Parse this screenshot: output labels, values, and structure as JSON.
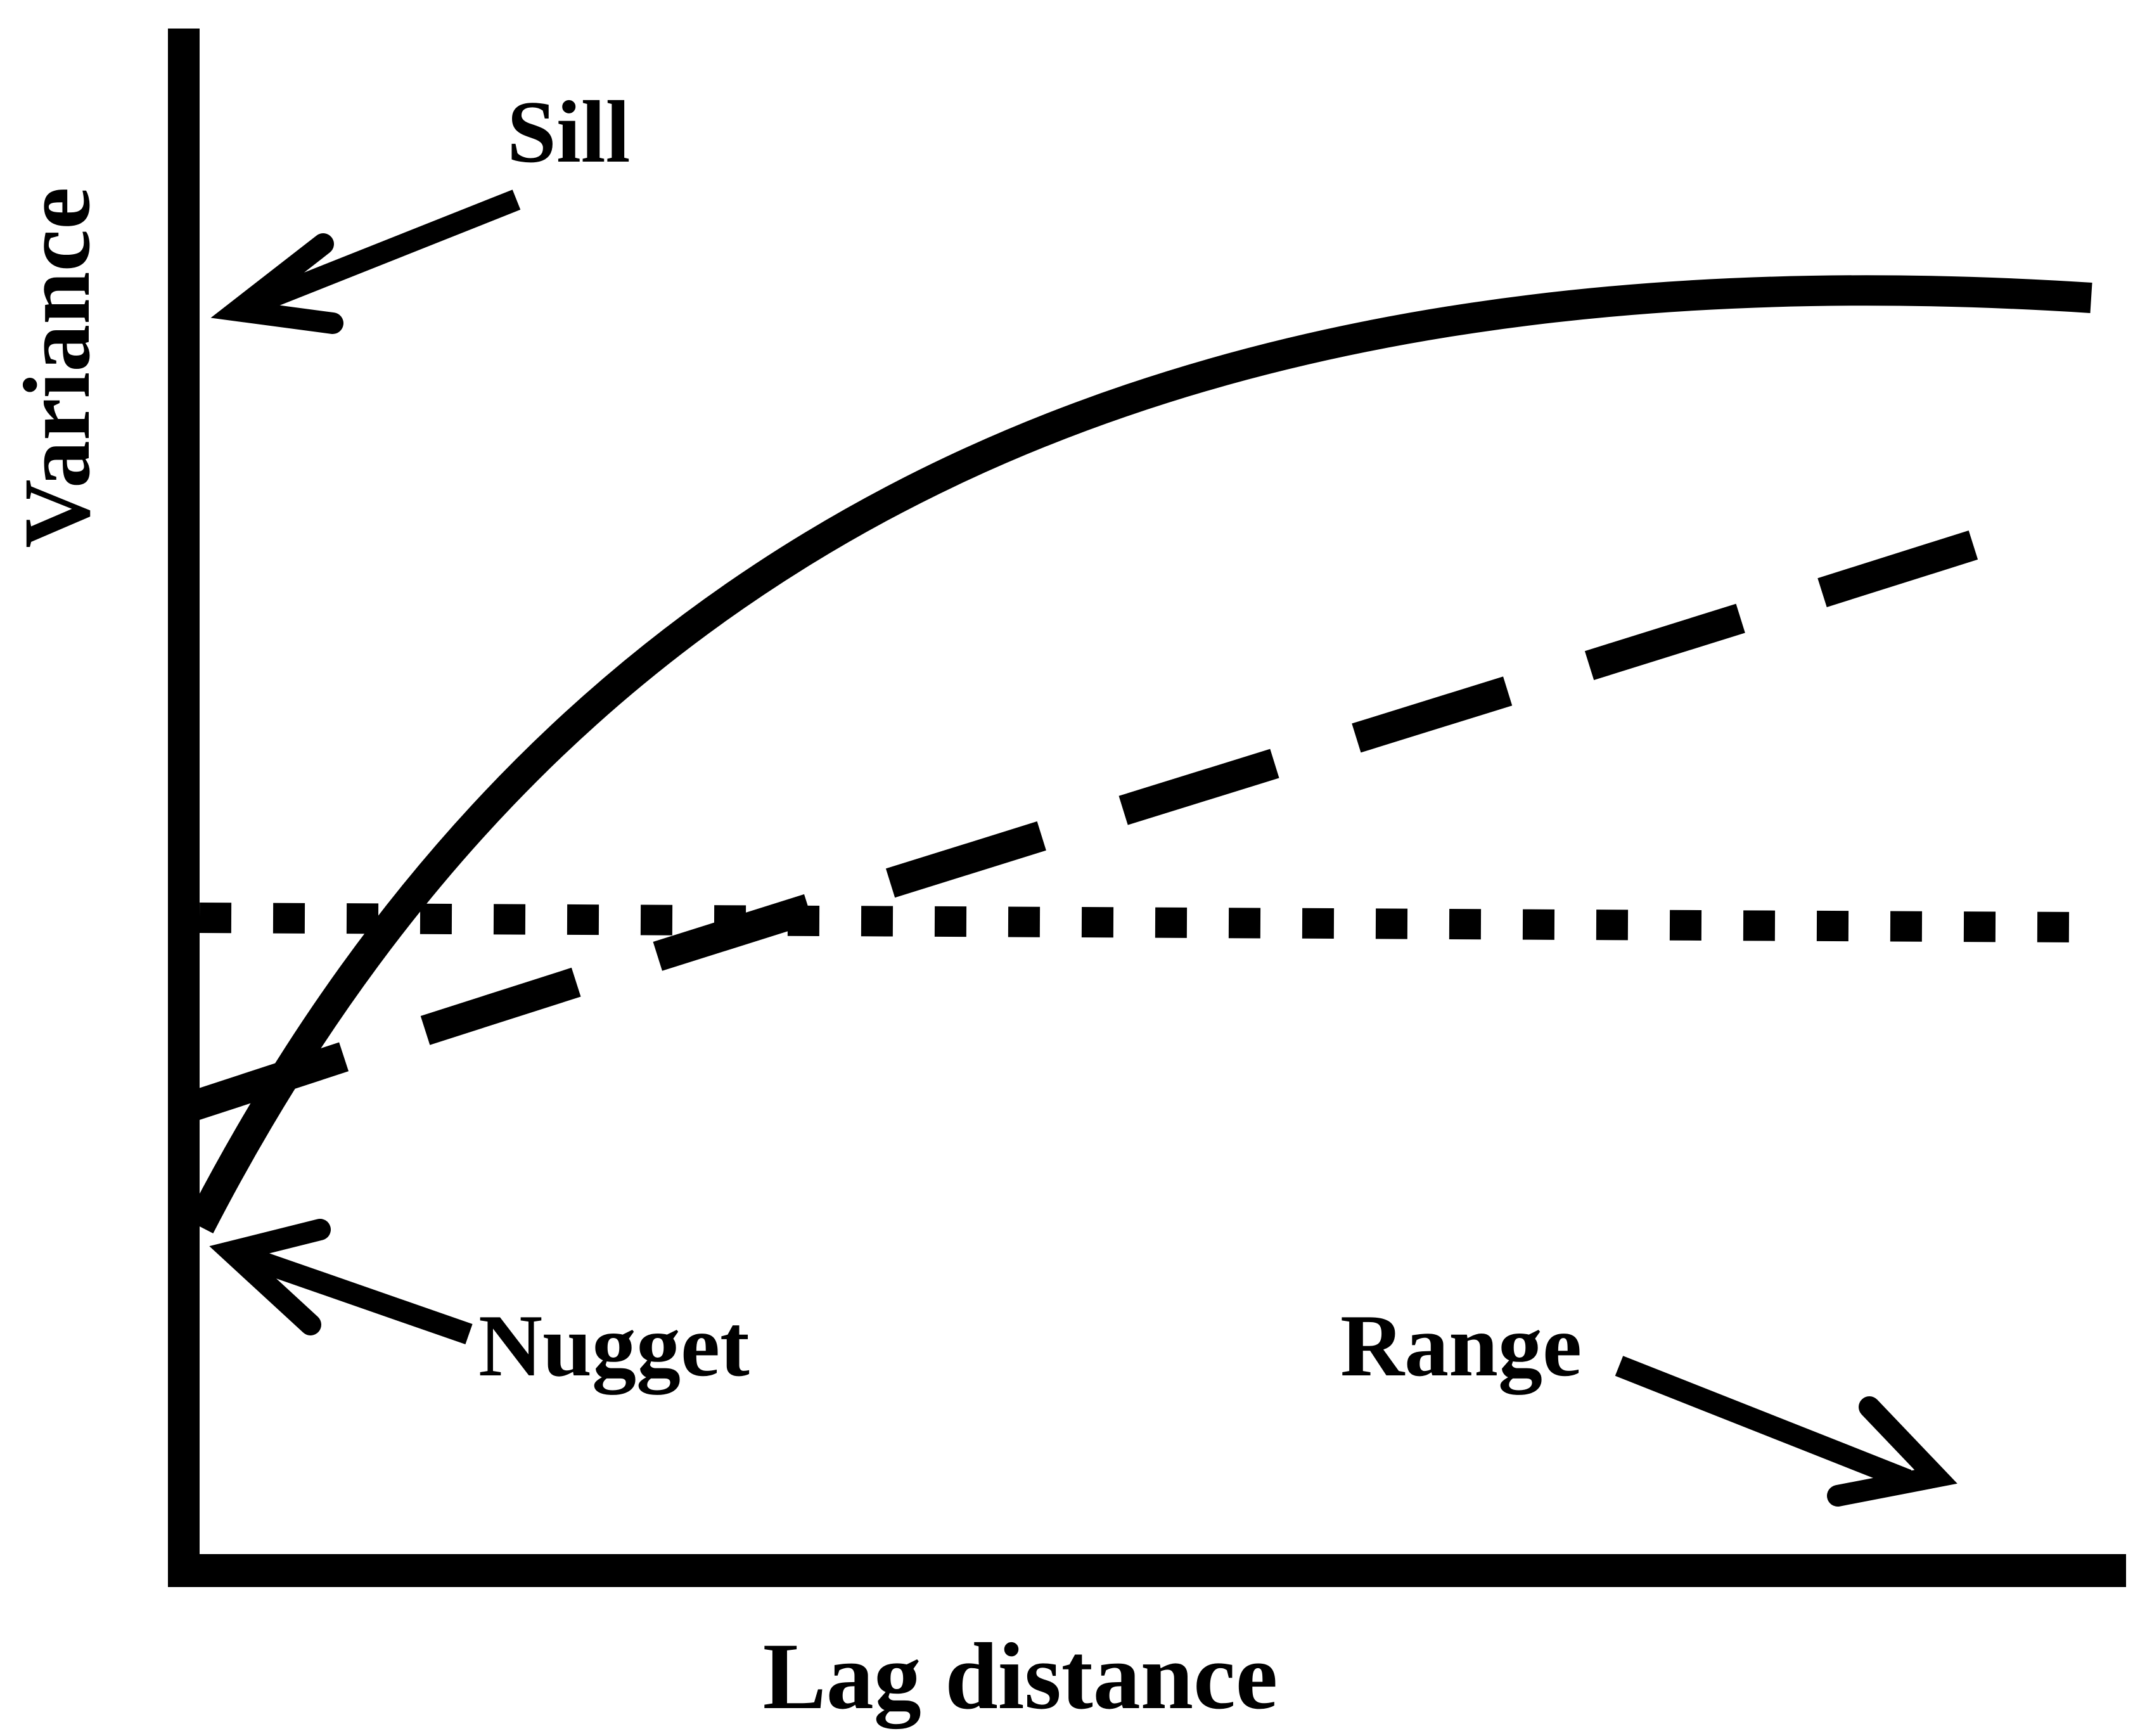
{
  "diagram": {
    "labels": {
      "y_axis": "Variance",
      "x_axis": "Lag distance",
      "sill": "Sill",
      "nugget": "Nugget",
      "range": "Range"
    },
    "line_color": "#000000",
    "background": "#ffffff"
  }
}
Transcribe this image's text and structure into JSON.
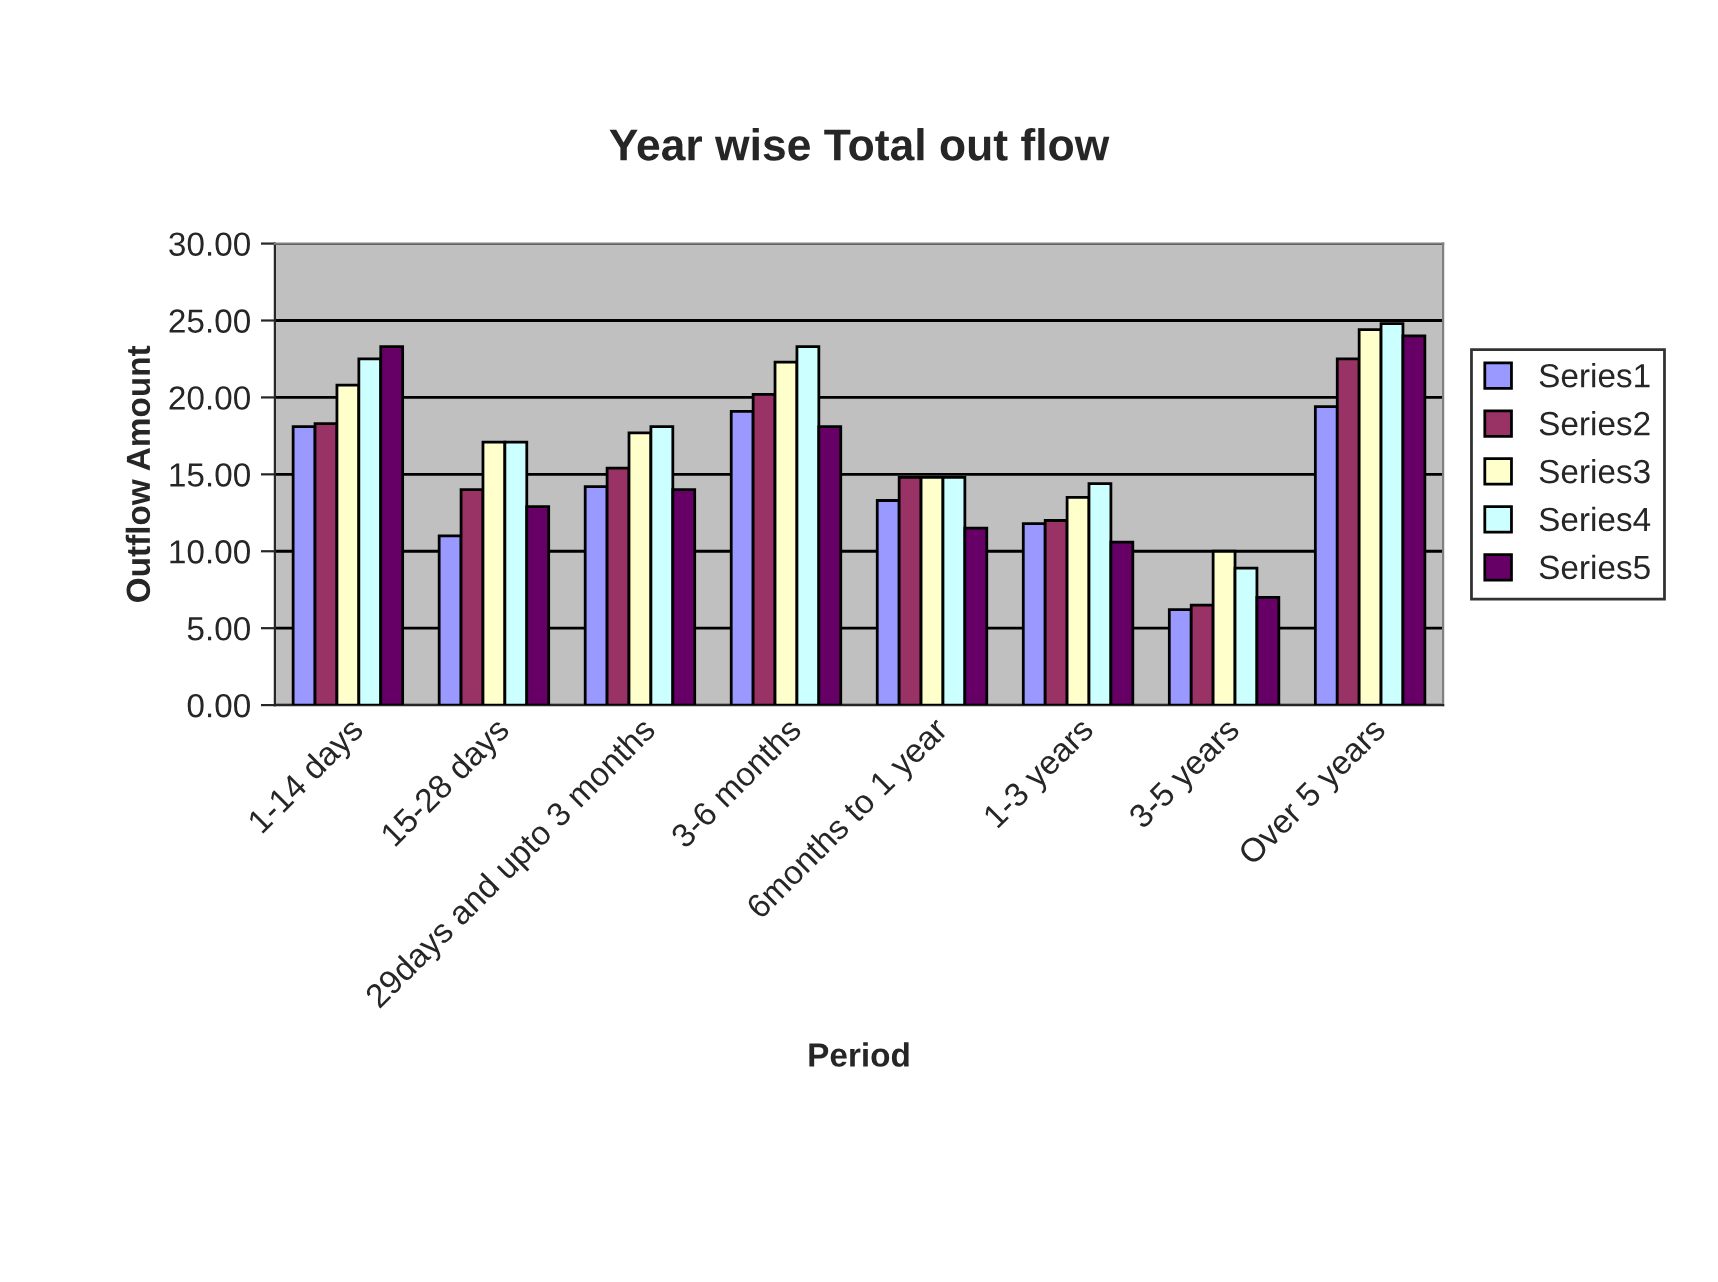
{
  "chart_data": {
    "type": "bar",
    "title": "Year wise Total out flow",
    "xlabel": "Period",
    "ylabel": "Outflow Amount",
    "categories": [
      "1-14 days",
      "15-28 days",
      "29days and upto 3 months",
      "3-6 months",
      "6months to 1 year",
      "1-3 years",
      "3-5 years",
      "Over 5 years"
    ],
    "series": [
      {
        "name": "Series1",
        "color": "#9999ff",
        "values": [
          18.1,
          11.0,
          14.2,
          19.1,
          13.3,
          11.8,
          6.2,
          19.4
        ]
      },
      {
        "name": "Series2",
        "color": "#993366",
        "values": [
          18.3,
          14.0,
          15.4,
          20.2,
          14.8,
          12.0,
          6.5,
          22.5
        ]
      },
      {
        "name": "Series3",
        "color": "#ffffcc",
        "values": [
          20.8,
          17.1,
          17.7,
          22.3,
          14.8,
          13.5,
          10.0,
          24.4
        ]
      },
      {
        "name": "Series4",
        "color": "#ccffff",
        "values": [
          22.5,
          17.1,
          18.1,
          23.3,
          14.8,
          14.4,
          8.9,
          24.8
        ]
      },
      {
        "name": "Series5",
        "color": "#660066",
        "values": [
          23.3,
          12.9,
          14.0,
          18.1,
          11.5,
          10.6,
          7.0,
          24.0
        ]
      }
    ],
    "ylim": [
      0,
      30
    ],
    "yticks": [
      {
        "value": 0,
        "label": "0.00"
      },
      {
        "value": 5,
        "label": "5.00"
      },
      {
        "value": 10,
        "label": "10.00"
      },
      {
        "value": 15,
        "label": "15.00"
      },
      {
        "value": 20,
        "label": "20.00"
      },
      {
        "value": 25,
        "label": "25.00"
      },
      {
        "value": 30,
        "label": "30.00"
      }
    ],
    "grid": "y",
    "legend": "right"
  }
}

######

Reproduce the records above exactly, leaving out every picture they contain.

• **Result for this exercise**
Parse this screenshot: output labels, values, and structure as JSON.
{
  "diagram": {
    "labels": {
      "y_axis": "Variance",
      "x_axis": "Lag distance",
      "sill": "Sill",
      "nugget": "Nugget",
      "range": "Range"
    },
    "line_color": "#000000",
    "background": "#ffffff"
  }
}
Transcribe this image's text and structure into JSON.
{
  "chart_data": {
    "type": "bar",
    "title": "Year wise Total out flow",
    "xlabel": "Period",
    "ylabel": "Outflow Amount",
    "categories": [
      "1-14 days",
      "15-28 days",
      "29days and upto 3 months",
      "3-6 months",
      "6months to 1 year",
      "1-3 years",
      "3-5 years",
      "Over 5 years"
    ],
    "series": [
      {
        "name": "Series1",
        "color": "#9999ff",
        "values": [
          18.1,
          11.0,
          14.2,
          19.1,
          13.3,
          11.8,
          6.2,
          19.4
        ]
      },
      {
        "name": "Series2",
        "color": "#993366",
        "values": [
          18.3,
          14.0,
          15.4,
          20.2,
          14.8,
          12.0,
          6.5,
          22.5
        ]
      },
      {
        "name": "Series3",
        "color": "#ffffcc",
        "values": [
          20.8,
          17.1,
          17.7,
          22.3,
          14.8,
          13.5,
          10.0,
          24.4
        ]
      },
      {
        "name": "Series4",
        "color": "#ccffff",
        "values": [
          22.5,
          17.1,
          18.1,
          23.3,
          14.8,
          14.4,
          8.9,
          24.8
        ]
      },
      {
        "name": "Series5",
        "color": "#660066",
        "values": [
          23.3,
          12.9,
          14.0,
          18.1,
          11.5,
          10.6,
          7.0,
          24.0
        ]
      }
    ],
    "ylim": [
      0,
      30
    ],
    "yticks": [
      {
        "value": 0,
        "label": "0.00"
      },
      {
        "value": 5,
        "label": "5.00"
      },
      {
        "value": 10,
        "label": "10.00"
      },
      {
        "value": 15,
        "label": "15.00"
      },
      {
        "value": 20,
        "label": "20.00"
      },
      {
        "value": 25,
        "label": "25.00"
      },
      {
        "value": 30,
        "label": "30.00"
      }
    ],
    "grid": "y",
    "legend": "right"
  }
}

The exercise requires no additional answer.